## [Job]
Repeat exactly the lines below from the line that contains "Convert this document image to plain text." to the last line, inclusive, without the pictures.

# # #

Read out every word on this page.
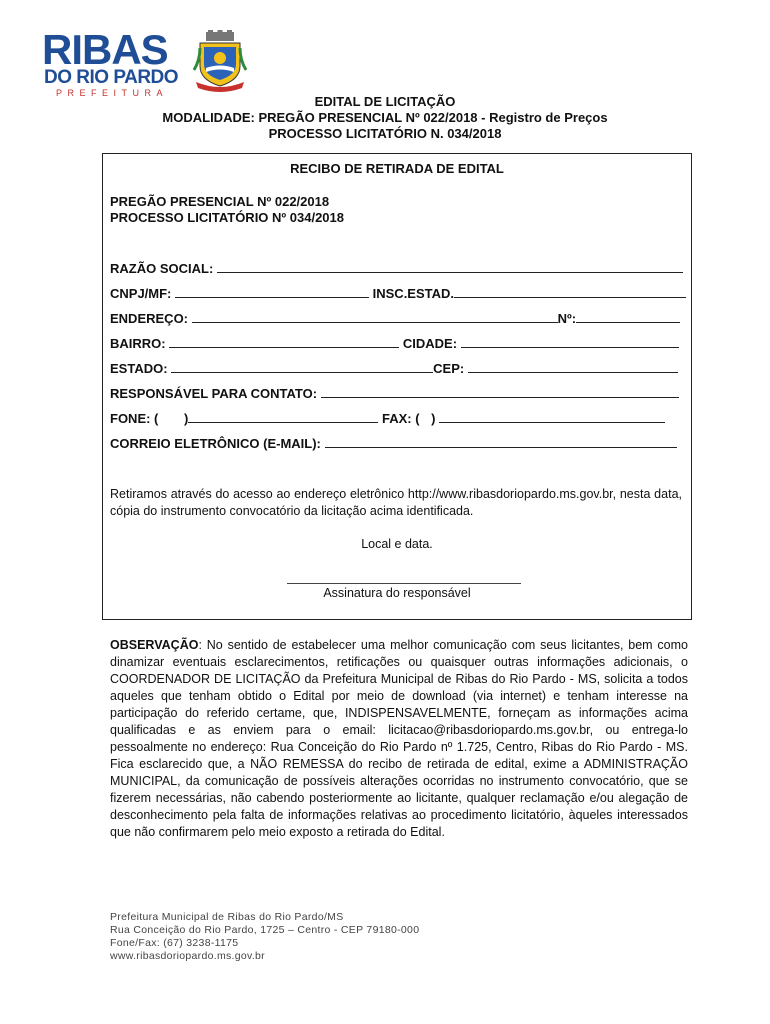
RIBAS
DO RIO PARDO
PREFEITURA
EDITAL DE LICITAÇÃO
MODALIDADE: PREGÃO PRESENCIAL Nº 022/2018 - Registro de Preços
PROCESSO LICITATÓRIO N. 034/2018
RECIBO DE RETIRADA DE EDITAL
PREGÃO PRESENCIAL Nº 022/2018
PROCESSO LICITATÓRIO Nº 034/2018
RAZÃO SOCIAL:
CNPJ/MF:	INSC.ESTAD.
ENDEREÇO:	Nº:
BAIRRO:	CIDADE:
ESTADO:	CEP:
RESPONSÁVEL PARA CONTATO:
FONE: ( )	FAX: ( )
CORREIO ELETRÔNICO (E-MAIL):
Retiramos através do acesso ao endereço eletrônico http://www.ribasdoriopardo.ms.gov.br, nesta data, cópia do instrumento convocatório da licitação acima identificada.
Local e data.
Assinatura do responsável
OBSERVAÇÃO: No sentido de estabelecer uma melhor comunicação com seus licitantes, bem como dinamizar eventuais esclarecimentos, retificações ou quaisquer outras informações adicionais, o COORDENADOR DE LICITAÇÃO da Prefeitura Municipal de Ribas do Rio Pardo - MS, solicita a todos aqueles que tenham obtido o Edital por meio de download (via internet) e tenham interesse na participação do referido certame, que, INDISPENSAVELMENTE, forneçam as informações acima qualificadas e as enviem para o email: licitacao@ribasdoriopardo.ms.gov.br, ou entrega-lo pessoalmente no endereço: Rua Conceição do Rio Pardo nº 1.725, Centro, Ribas do Rio Pardo - MS. Fica esclarecido que, a NÃO REMESSA do recibo de retirada de edital, exime a ADMINISTRAÇÃO MUNICIPAL, da comunicação de possíveis alterações ocorridas no instrumento convocatório, que se fizerem necessárias, não cabendo posteriormente ao licitante, qualquer reclamação e/ou alegação de desconhecimento pela falta de informações relativas ao procedimento licitatório, àqueles interessados que não confirmarem pelo meio exposto a retirada do Edital.
Prefeitura Municipal de Ribas do Rio Pardo/MS
Rua Conceição do Rio Pardo, 1725 – Centro - CEP 79180-000
Fone/Fax: (67) 3238-1175
www.ribasdoriopardo.ms.gov.br
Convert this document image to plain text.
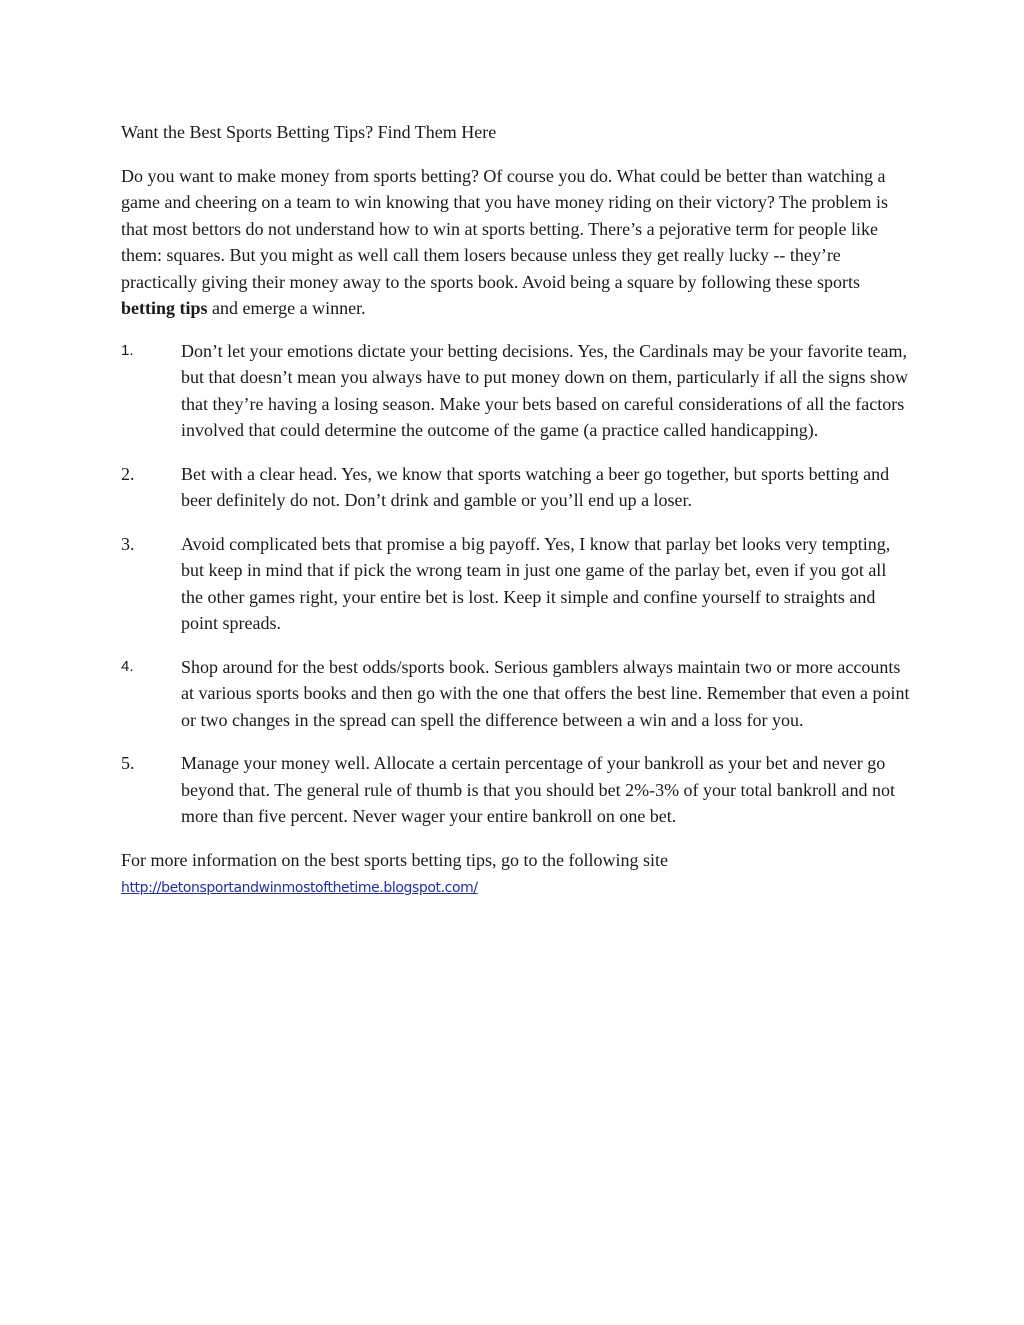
Want the Best Sports Betting Tips? Find Them Here

Do you want to make money from sports betting? Of course you do. What could be better than watching a game and cheering on a team to win knowing that you have money riding on their victory? The problem is that most bettors do not understand how to win at sports betting. There’s a pejorative term for people like them: squares. But you might as well call them losers because unless they get really lucky -- they’re practically giving their money away to the sports book. Avoid being a square by following these sports betting tips and emerge a winner.

1.	Don’t let your emotions dictate your betting decisions. Yes, the Cardinals may be your favorite team, but that doesn’t mean you always have to put money down on them, particularly if all the signs show that they’re having a losing season. Make your bets based on careful considerations of all the factors involved that could determine the outcome of the game (a practice called handicapping).
2.	Bet with a clear head. Yes, we know that sports watching a beer go together, but sports betting and beer definitely do not. Don’t drink and gamble or you’ll end up a loser.
3.	Avoid complicated bets that promise a big payoff. Yes, I know that parlay bet looks very tempting, but keep in mind that if pick the wrong team in just one game of the parlay bet, even if you got all the other games right, your entire bet is lost. Keep it simple and confine yourself to straights and point spreads.
4.	Shop around for the best odds/sports book. Serious gamblers always maintain two or more accounts at various sports books and then go with the one that offers the best line. Remember that even a point or two changes in the spread can spell the difference between a win and a loss for you.
5.	Manage your money well. Allocate a certain percentage of your bankroll as your bet and never go beyond that. The general rule of thumb is that you should bet 2%-3% of your total bankroll and not more than five percent. Never wager your entire bankroll on one bet.

For more information on the best sports betting tips, go to the following site
http://betonsportandwinmostofthetime.blogspot.com/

# # #

## [Output for this exercise]
Convert this document image to plain text.
Want the Best Sports Betting Tips? Find Them Here

Do you want to make money from sports betting? Of course you do. What could be better than watching a game and cheering on a team to win knowing that you have money riding on their victory? The problem is that most bettors do not understand how to win at sports betting. There’s a pejorative term for people like them: squares. But you might as well call them losers because unless they get really lucky -- they’re practically giving their money away to the sports book. Avoid being a square by following these sports betting tips and emerge a winner.

1.	Don’t let your emotions dictate your betting decisions. Yes, the Cardinals may be your favorite team, but that doesn’t mean you always have to put money down on them, particularly if all the signs show that they’re having a losing season. Make your bets based on careful considerations of all the factors involved that could determine the outcome of the game (a practice called handicapping).
2.	Bet with a clear head. Yes, we know that sports watching a beer go together, but sports betting and beer definitely do not. Don’t drink and gamble or you’ll end up a loser.
3.	Avoid complicated bets that promise a big payoff. Yes, I know that parlay bet looks very tempting, but keep in mind that if pick the wrong team in just one game of the parlay bet, even if you got all the other games right, your entire bet is lost. Keep it simple and confine yourself to straights and point spreads.
4.	Shop around for the best odds/sports book. Serious gamblers always maintain two or more accounts at various sports books and then go with the one that offers the best line. Remember that even a point or two changes in the spread can spell the difference between a win and a loss for you.
5.	Manage your money well. Allocate a certain percentage of your bankroll as your bet and never go beyond that. The general rule of thumb is that you should bet 2%-3% of your total bankroll and not more than five percent. Never wager your entire bankroll on one bet.

For more information on the best sports betting tips, go to the following site
http://betonsportandwinmostofthetime.blogspot.com/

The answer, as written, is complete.